--- Start EXTRACTED DATA ---
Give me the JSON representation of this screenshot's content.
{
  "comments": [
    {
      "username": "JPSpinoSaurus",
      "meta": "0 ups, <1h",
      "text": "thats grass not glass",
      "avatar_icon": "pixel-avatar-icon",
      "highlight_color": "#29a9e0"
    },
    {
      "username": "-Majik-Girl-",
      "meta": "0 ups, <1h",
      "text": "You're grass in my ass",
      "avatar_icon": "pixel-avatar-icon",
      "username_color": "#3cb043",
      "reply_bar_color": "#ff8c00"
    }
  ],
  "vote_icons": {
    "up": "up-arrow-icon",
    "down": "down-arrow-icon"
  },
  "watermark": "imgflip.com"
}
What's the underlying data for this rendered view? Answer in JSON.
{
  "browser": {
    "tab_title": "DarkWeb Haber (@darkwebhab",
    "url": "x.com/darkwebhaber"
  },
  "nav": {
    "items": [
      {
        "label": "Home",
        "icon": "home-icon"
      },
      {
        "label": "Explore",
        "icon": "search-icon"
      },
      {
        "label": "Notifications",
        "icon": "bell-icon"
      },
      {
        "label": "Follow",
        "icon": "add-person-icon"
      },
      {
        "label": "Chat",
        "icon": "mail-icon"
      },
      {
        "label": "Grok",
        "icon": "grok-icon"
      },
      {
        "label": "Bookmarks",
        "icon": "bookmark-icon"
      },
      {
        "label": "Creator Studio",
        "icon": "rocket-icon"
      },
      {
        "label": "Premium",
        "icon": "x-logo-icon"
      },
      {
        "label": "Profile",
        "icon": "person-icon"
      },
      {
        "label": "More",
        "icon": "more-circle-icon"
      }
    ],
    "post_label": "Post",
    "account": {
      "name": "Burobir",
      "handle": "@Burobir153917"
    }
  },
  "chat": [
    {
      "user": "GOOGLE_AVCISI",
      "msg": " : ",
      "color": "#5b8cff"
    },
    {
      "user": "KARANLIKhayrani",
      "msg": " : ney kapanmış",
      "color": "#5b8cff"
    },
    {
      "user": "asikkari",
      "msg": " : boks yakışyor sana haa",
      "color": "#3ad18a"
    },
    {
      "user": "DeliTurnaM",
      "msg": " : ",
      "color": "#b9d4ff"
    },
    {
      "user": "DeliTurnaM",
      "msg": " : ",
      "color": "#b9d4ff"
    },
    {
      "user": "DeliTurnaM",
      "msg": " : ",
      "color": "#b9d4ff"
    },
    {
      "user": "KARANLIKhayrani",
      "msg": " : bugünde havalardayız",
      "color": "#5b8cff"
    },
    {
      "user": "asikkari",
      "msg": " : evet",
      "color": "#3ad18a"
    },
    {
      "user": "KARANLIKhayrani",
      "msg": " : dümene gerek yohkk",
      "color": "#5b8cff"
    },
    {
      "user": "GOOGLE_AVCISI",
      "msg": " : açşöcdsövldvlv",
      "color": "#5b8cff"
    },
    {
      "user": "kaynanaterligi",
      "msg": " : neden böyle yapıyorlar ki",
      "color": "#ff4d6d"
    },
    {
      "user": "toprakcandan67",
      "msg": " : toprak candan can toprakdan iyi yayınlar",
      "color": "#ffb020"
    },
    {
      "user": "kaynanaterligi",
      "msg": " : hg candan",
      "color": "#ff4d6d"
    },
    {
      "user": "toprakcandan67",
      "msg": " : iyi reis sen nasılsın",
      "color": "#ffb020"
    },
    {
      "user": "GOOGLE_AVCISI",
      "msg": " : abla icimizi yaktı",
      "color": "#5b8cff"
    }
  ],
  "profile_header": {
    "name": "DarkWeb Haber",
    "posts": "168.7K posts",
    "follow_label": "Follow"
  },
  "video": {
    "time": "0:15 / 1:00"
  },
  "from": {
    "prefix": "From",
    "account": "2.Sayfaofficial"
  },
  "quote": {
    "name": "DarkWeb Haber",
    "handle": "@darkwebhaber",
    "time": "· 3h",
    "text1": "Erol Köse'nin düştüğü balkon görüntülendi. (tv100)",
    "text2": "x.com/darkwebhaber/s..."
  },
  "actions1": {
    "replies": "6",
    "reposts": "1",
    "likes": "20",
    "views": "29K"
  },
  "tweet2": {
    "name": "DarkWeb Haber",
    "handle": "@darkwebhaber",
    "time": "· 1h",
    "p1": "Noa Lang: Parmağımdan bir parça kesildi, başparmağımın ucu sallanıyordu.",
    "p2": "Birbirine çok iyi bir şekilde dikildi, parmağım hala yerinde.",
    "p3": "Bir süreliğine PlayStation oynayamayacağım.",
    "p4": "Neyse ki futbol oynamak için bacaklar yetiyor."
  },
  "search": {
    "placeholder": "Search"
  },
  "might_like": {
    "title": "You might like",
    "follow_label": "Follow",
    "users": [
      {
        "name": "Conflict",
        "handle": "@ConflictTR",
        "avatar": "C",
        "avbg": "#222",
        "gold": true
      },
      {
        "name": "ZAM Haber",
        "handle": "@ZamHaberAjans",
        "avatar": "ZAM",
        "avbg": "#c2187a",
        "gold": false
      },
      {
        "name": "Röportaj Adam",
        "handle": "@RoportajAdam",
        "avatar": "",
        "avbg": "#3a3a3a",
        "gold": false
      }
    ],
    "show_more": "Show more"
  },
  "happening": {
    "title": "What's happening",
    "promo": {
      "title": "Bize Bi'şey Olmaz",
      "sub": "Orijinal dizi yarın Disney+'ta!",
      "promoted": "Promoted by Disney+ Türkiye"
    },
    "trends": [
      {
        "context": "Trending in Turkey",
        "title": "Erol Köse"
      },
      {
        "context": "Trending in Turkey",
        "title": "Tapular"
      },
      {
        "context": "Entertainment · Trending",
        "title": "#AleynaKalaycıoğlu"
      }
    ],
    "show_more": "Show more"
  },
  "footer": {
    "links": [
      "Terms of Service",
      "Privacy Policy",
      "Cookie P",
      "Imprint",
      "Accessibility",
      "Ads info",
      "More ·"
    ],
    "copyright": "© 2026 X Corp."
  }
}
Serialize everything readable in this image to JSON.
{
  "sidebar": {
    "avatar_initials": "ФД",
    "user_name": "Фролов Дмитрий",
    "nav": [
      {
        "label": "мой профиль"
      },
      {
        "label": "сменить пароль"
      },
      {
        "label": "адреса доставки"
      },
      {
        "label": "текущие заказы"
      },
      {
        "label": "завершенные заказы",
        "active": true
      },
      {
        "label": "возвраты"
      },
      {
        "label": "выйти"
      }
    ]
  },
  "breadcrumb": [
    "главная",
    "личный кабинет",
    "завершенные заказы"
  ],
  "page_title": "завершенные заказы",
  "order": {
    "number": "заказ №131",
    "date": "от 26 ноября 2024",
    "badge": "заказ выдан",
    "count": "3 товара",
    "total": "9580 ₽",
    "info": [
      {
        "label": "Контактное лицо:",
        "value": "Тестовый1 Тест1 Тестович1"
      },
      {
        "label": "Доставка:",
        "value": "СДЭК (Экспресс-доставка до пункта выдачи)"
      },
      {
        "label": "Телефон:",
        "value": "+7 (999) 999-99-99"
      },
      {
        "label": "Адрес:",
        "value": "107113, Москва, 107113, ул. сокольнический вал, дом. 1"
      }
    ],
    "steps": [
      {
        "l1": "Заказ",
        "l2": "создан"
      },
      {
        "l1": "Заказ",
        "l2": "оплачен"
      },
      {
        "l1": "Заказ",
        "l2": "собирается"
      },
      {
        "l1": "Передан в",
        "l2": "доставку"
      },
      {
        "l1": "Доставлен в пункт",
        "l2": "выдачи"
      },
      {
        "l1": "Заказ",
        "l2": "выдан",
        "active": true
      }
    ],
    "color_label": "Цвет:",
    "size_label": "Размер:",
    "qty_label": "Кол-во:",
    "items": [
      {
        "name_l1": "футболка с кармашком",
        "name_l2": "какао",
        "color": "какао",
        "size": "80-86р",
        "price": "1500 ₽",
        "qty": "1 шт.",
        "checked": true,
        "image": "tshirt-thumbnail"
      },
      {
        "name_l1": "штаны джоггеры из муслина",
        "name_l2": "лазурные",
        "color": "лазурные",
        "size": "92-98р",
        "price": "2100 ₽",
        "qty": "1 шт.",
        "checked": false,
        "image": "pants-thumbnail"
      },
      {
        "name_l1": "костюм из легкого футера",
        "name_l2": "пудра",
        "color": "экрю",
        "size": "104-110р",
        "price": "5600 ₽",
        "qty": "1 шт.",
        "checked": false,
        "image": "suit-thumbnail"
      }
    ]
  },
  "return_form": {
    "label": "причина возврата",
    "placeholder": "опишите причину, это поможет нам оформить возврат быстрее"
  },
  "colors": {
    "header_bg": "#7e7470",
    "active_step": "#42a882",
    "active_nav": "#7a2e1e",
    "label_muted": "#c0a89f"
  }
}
--- End EXTRACTED DATA ---
Scan the material and collect every line that contains "JSON".

Give me the JSON representation of this screenshot's content.
What's the underlying data for this rendered view? Answer in JSON.
Serialize everything readable in this image to JSON.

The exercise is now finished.